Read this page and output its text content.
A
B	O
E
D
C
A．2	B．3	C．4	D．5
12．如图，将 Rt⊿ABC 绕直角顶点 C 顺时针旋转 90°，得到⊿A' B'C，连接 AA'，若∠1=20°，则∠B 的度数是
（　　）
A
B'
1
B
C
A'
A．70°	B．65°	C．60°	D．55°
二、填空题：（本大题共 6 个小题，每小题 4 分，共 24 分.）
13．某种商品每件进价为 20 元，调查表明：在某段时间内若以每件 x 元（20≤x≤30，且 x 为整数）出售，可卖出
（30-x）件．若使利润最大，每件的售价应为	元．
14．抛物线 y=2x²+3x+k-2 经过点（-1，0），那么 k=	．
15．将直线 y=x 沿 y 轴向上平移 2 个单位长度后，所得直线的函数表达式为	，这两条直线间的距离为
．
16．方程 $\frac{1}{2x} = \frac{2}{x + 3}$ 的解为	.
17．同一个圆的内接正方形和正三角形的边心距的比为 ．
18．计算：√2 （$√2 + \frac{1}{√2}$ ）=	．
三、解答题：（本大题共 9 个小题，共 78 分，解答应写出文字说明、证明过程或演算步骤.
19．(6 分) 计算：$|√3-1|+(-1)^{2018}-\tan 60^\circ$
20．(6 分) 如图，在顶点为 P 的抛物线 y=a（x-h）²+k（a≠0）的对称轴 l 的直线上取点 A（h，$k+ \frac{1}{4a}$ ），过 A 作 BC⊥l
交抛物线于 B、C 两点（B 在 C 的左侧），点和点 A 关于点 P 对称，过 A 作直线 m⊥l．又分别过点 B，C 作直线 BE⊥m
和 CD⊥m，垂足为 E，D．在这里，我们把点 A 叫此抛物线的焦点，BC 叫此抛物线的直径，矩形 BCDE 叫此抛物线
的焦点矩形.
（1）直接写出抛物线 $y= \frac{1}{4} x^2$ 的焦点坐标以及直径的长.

=== Problem ===
Above are the records; retype every one exactly.

=== Result for this task ===
Read this page and output its text content.
A
B	O
E
D
C
A．2	B．3	C．4	D．5
12．如图，将 Rt⊿ABC 绕直角顶点 C 顺时针旋转 90°，得到⊿A' B'C，连接 AA'，若∠1=20°，则∠B 的度数是
（　　）
A
B'
1
B
C
A'
A．70°	B．65°	C．60°	D．55°
二、填空题：（本大题共 6 个小题，每小题 4 分，共 24 分.）
13．某种商品每件进价为 20 元，调查表明：在某段时间内若以每件 x 元（20≤x≤30，且 x 为整数）出售，可卖出
（30-x）件．若使利润最大，每件的售价应为	元．
14．抛物线 y=2x²+3x+k-2 经过点（-1，0），那么 k=	．
15．将直线 y=x 沿 y 轴向上平移 2 个单位长度后，所得直线的函数表达式为	，这两条直线间的距离为
．
16．方程 $\frac{1}{2x} = \frac{2}{x + 3}$ 的解为	.
17．同一个圆的内接正方形和正三角形的边心距的比为 ．
18．计算：√2 （$√2 + \frac{1}{√2}$ ）=	．
三、解答题：（本大题共 9 个小题，共 78 分，解答应写出文字说明、证明过程或演算步骤.
19．(6 分) 计算：$|√3-1|+(-1)^{2018}-\tan 60^\circ$
20．(6 分) 如图，在顶点为 P 的抛物线 y=a（x-h）²+k（a≠0）的对称轴 l 的直线上取点 A（h，$k+ \frac{1}{4a}$ ），过 A 作 BC⊥l
交抛物线于 B、C 两点（B 在 C 的左侧），点和点 A 关于点 P 对称，过 A 作直线 m⊥l．又分别过点 B，C 作直线 BE⊥m
和 CD⊥m，垂足为 E，D．在这里，我们把点 A 叫此抛物线的焦点，BC 叫此抛物线的直径，矩形 BCDE 叫此抛物线
的焦点矩形.
（1）直接写出抛物线 $y= \frac{1}{4} x^2$ 的焦点坐标以及直径的长.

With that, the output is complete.